--- begin Stored records ---

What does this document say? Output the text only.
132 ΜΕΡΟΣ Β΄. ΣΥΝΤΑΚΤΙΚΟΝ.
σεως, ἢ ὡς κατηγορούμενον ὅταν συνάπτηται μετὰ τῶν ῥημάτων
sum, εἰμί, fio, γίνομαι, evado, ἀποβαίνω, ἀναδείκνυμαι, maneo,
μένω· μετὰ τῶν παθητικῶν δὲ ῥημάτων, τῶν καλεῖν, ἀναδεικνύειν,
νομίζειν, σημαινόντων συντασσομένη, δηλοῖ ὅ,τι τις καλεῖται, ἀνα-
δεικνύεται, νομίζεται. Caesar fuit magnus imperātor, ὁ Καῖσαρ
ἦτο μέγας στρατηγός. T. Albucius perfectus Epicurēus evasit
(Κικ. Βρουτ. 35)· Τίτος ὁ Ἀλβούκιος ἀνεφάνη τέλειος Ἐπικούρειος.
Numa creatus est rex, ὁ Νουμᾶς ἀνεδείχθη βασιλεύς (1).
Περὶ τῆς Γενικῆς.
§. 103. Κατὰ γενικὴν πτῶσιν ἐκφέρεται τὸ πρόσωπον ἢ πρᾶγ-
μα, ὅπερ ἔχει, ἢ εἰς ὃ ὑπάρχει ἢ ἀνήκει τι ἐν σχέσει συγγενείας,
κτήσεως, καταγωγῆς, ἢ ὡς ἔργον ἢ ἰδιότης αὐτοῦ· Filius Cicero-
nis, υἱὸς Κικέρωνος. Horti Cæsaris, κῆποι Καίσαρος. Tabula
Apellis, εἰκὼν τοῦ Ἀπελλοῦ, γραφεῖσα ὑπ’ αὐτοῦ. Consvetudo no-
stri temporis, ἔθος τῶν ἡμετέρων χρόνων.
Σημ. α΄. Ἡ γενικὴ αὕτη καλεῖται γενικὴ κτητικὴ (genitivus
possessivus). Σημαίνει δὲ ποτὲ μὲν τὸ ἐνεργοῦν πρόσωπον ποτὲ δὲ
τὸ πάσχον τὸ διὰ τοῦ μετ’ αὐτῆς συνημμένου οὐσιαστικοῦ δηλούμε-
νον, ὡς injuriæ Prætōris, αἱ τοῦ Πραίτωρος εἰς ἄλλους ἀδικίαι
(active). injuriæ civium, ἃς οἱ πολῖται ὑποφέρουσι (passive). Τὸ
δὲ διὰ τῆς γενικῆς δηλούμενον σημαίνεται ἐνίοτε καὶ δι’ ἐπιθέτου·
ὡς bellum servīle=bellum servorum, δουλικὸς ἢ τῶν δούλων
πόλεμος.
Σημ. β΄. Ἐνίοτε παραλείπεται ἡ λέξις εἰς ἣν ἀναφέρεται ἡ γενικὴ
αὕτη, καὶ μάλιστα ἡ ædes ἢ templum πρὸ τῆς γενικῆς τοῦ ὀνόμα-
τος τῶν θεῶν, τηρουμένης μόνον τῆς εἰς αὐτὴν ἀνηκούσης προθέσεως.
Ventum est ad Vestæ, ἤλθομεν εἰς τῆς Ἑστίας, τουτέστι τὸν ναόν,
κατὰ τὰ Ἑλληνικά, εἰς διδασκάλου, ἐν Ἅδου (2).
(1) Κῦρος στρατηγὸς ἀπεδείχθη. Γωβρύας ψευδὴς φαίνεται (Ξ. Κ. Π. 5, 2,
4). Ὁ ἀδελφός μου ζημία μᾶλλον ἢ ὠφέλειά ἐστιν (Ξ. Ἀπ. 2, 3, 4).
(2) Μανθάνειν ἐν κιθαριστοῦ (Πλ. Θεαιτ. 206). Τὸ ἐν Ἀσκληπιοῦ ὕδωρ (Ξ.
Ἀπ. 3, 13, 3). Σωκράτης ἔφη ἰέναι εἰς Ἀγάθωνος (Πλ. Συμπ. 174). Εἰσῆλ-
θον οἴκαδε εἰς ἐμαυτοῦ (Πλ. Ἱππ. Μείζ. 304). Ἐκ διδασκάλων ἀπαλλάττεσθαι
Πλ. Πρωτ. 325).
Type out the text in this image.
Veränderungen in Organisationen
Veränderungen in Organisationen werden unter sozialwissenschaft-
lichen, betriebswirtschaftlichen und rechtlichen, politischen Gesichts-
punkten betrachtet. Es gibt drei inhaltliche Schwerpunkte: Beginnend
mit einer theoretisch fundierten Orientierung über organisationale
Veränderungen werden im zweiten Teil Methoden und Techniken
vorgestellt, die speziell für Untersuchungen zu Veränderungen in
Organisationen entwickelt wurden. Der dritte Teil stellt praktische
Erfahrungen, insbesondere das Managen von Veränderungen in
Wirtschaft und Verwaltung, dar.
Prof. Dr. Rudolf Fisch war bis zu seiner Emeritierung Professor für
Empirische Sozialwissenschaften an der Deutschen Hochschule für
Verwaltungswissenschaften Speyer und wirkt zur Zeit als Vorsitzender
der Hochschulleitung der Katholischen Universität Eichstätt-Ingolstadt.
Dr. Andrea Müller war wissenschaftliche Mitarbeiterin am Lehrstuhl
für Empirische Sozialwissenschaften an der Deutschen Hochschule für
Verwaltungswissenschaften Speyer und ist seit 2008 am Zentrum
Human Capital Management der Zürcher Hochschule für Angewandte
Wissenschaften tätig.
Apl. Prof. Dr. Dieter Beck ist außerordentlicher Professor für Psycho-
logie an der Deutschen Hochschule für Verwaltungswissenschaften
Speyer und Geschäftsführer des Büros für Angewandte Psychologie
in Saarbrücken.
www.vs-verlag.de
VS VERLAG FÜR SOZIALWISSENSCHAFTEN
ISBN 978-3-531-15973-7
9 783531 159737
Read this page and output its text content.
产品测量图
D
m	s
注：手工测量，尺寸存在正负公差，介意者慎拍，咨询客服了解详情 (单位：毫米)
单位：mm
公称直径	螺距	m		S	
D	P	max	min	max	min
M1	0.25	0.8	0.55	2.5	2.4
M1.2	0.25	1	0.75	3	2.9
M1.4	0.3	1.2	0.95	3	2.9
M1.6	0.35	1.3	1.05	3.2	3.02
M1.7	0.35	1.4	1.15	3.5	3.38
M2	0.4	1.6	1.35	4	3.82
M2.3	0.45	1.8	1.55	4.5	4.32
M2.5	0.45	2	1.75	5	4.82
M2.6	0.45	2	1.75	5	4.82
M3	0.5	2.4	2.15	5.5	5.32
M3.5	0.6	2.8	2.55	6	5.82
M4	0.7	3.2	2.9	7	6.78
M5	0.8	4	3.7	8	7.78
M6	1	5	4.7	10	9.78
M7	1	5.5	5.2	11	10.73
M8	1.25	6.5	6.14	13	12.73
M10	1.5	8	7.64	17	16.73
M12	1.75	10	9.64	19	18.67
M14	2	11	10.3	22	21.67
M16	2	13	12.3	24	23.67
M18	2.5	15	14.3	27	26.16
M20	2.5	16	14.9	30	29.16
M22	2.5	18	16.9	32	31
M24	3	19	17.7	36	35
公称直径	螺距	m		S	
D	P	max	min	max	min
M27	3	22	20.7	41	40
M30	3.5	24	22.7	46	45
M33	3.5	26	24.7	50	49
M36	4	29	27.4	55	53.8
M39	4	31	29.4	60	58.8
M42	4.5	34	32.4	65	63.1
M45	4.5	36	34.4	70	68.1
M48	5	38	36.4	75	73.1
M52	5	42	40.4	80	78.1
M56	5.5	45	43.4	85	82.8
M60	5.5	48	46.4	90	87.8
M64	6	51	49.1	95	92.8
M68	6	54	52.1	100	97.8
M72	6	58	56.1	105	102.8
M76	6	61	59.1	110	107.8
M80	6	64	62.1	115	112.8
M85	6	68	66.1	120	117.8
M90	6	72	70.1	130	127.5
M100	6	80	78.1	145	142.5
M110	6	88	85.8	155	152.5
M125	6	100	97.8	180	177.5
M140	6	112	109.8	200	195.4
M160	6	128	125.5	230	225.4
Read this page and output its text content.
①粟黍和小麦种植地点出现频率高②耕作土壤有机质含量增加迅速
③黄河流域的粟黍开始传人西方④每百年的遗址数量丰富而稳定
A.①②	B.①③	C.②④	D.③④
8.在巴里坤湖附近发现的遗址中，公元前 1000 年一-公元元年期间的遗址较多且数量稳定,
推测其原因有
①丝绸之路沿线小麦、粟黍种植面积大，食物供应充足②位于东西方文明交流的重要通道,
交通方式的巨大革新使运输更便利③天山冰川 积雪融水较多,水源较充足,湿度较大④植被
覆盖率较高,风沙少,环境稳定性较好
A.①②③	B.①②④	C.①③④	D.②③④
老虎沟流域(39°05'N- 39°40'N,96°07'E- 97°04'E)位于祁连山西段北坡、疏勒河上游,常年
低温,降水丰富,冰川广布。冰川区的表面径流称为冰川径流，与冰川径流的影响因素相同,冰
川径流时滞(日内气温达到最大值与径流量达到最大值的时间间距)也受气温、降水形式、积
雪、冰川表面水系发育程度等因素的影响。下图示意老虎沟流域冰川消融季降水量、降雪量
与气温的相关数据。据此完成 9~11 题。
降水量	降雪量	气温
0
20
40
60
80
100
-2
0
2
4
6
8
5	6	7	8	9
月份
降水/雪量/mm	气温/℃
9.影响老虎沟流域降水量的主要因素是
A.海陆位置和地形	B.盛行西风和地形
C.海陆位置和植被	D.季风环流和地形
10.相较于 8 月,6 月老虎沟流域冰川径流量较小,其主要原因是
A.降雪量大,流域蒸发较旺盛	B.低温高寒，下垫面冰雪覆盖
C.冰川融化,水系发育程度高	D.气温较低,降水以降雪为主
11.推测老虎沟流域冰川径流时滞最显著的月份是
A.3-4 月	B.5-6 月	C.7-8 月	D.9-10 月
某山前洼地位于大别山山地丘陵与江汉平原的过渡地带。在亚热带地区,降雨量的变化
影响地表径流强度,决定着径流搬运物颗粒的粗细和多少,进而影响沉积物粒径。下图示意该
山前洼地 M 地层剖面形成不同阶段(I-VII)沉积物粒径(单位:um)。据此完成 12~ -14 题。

--- end Stored records ---

What you have to do: Your answer should be a single number: the count of lines containing the word "μετὰ".

Answer below: 2